Exercise details ▸
Transcribe all the records with complete accuracy.

Data supplied ▸

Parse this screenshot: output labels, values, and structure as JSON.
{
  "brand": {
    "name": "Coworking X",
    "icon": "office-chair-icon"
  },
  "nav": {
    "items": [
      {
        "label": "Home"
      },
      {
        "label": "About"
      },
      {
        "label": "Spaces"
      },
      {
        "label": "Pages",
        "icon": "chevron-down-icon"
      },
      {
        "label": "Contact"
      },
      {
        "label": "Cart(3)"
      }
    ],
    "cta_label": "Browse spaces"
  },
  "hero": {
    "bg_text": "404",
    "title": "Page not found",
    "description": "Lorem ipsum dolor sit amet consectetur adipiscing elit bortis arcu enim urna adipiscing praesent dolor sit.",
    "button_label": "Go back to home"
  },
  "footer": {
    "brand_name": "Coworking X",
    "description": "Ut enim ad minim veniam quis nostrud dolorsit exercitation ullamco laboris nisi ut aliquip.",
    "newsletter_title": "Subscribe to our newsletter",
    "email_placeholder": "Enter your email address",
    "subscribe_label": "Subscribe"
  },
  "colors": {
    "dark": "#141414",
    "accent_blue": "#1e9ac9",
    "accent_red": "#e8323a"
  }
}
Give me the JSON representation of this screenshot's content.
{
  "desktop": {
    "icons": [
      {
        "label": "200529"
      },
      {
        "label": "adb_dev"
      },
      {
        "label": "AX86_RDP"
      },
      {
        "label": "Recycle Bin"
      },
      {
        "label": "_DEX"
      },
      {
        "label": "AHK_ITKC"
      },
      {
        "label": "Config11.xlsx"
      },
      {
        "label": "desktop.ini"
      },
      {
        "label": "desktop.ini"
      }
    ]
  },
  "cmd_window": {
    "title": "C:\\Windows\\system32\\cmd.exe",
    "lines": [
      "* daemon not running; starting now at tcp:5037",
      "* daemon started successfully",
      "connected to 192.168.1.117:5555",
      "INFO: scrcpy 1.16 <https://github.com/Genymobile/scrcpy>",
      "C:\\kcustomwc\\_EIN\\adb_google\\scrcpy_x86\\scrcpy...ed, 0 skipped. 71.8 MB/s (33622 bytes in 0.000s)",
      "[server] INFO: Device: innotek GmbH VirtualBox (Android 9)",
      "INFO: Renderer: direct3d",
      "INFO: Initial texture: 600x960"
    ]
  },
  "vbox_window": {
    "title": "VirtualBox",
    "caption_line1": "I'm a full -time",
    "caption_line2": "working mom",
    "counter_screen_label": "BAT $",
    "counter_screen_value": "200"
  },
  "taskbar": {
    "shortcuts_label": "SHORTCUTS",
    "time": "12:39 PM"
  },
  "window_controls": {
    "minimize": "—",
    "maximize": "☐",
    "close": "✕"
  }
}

Response to this exercise ▸
Parse this screenshot: output labels, values, and structure as JSON.
{
  "brand": {
    "name": "Coworking X",
    "icon": "office-chair-icon"
  },
  "nav": {
    "items": [
      {
        "label": "Home"
      },
      {
        "label": "About"
      },
      {
        "label": "Spaces"
      },
      {
        "label": "Pages",
        "icon": "chevron-down-icon"
      },
      {
        "label": "Contact"
      },
      {
        "label": "Cart(3)"
      }
    ],
    "cta_label": "Browse spaces"
  },
  "hero": {
    "bg_text": "404",
    "title": "Page not found",
    "description": "Lorem ipsum dolor sit amet consectetur adipiscing elit bortis arcu enim urna adipiscing praesent dolor sit.",
    "button_label": "Go back to home"
  },
  "footer": {
    "brand_name": "Coworking X",
    "description": "Ut enim ad minim veniam quis nostrud dolorsit exercitation ullamco laboris nisi ut aliquip.",
    "newsletter_title": "Subscribe to our newsletter",
    "email_placeholder": "Enter your email address",
    "subscribe_label": "Subscribe"
  },
  "colors": {
    "dark": "#141414",
    "accent_blue": "#1e9ac9",
    "accent_red": "#e8323a"
  }
}
Give me the JSON representation of this screenshot's content.
{
  "desktop": {
    "icons": [
      {
        "label": "200529"
      },
      {
        "label": "adb_dev"
      },
      {
        "label": "AX86_RDP"
      },
      {
        "label": "Recycle Bin"
      },
      {
        "label": "_DEX"
      },
      {
        "label": "AHK_ITKC"
      },
      {
        "label": "Config11.xlsx"
      },
      {
        "label": "desktop.ini"
      },
      {
        "label": "desktop.ini"
      }
    ]
  },
  "cmd_window": {
    "title": "C:\\Windows\\system32\\cmd.exe",
    "lines": [
      "* daemon not running; starting now at tcp:5037",
      "* daemon started successfully",
      "connected to 192.168.1.117:5555",
      "INFO: scrcpy 1.16 <https://github.com/Genymobile/scrcpy>",
      "C:\\kcustomwc\\_EIN\\adb_google\\scrcpy_x86\\scrcpy...ed, 0 skipped. 71.8 MB/s (33622 bytes in 0.000s)",
      "[server] INFO: Device: innotek GmbH VirtualBox (Android 9)",
      "INFO: Renderer: direct3d",
      "INFO: Initial texture: 600x960"
    ]
  },
  "vbox_window": {
    "title": "VirtualBox",
    "caption_line1": "I'm a full -time",
    "caption_line2": "working mom",
    "counter_screen_label": "BAT $",
    "counter_screen_value": "200"
  },
  "taskbar": {
    "shortcuts_label": "SHORTCUTS",
    "time": "12:39 PM"
  },
  "window_controls": {
    "minimize": "—",
    "maximize": "☐",
    "close": "✕"
  }
}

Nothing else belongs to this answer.